• [PAGE EXTRACT]:
....................

Late Bloomers

Two veteran defensive ends look to make senior season impacts for the Irish pass rush this fall

Both made initial forays onto the field in September of 2006 at Georgia Tech as true freshman, playing for the No. 2-ranked team in the nation. Since that muggy night in Atlanta, senior defensive end John Ryan has appeared in 34 games for the Irish, starting 15 – the second-highest total (Kerry Neal has 17) among returning defenders. And since his debut, about nine miles north of his hometown (College Park, GA), senior defensive end Morrice Richardson has taken the field for Notre Dame on 28 occasions, though he's still striving for his first career starting nod.

Ryan is listed as the starting defensive end, but the ascension of junior Kerry Neal to that spot is likely a formality (Neal missed most of Spring Practice due to injury). Richardson ranks a close second behind promising redshirt freshman Kapron Lewis-Moore on the depth chart entering fall camp. The Irish defense will need a contribution from both seniors to remain a sound defense into the fourth quarter over the course of the upcoming 12-game slate.

....................

• [RAW DATA]:
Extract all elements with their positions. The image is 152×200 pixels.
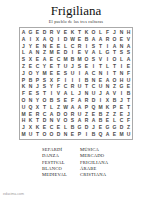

....................

• [OBJECTIVE 1]:
According to the Late Bloomers article, in how many games has Morrice Richardson taken the field for Notre Dame?
• [OBJECTIVE 2]:
Extend the Late Bloomers article, starting after its final sentence.
The data isn't needed for this work.

• [TASK OUTPUT 1]:
28

• [TASK OUTPUT 2]:
Inconsistent Impact

Morrice Richardson has, to date, shown more promise than production. He showed flashed his potential as an end coming off the edge at times last season, most notably with an inside burst at North Carolina to stop Tar Heels running back Shaun Draughn for no gain on 2nd and 8 at the ND 15-yard line (the Irish held UNC to a field goal). Richardson added a 3rd and 8 tackle for no gain at Boston College inside the red zone, limiting the Eagles to a (missed) field goal attempt midway through the 3rd Quarter.

And therein lies the rub for Richardson: his best moments remain non-descript – he's played well at times but not well enough to remain a regular, and not consistently enough as a pass-rusher (1.5 career sacks) to rank as an automatic situational sub in passing situations.

As with Richardson, Ryan's best effort last season is largely forgotten, but imagine the plausible impact on the program had Ryan not pressured Aztecs QB Ryan Lindley on 3rd down with 1:47 remaining and the Irish holding a one-score lead (21-13). Or had he not responded at the end of the third quarter, after an Armando Allen fumble, with a pass break-up on 3rd and 10 at the Notre Dame 30-yard line to force a punt when the Irish still trailed 13-7.

Though he tied for the team lead in hits on the quarterback (with Ethan Johnson and Kerry Neal) Ryan's stats were less impressive last year than in 2007 when the sophomore posted solid numbers, starting 10 games and finishing with 39 tackles (five for lost yardage – a total which ranked third on the team behind LB Joe Brockington and DE Trevor Laws) and 2.5 sacks. But he was appropriately criticized for a lack of physical play.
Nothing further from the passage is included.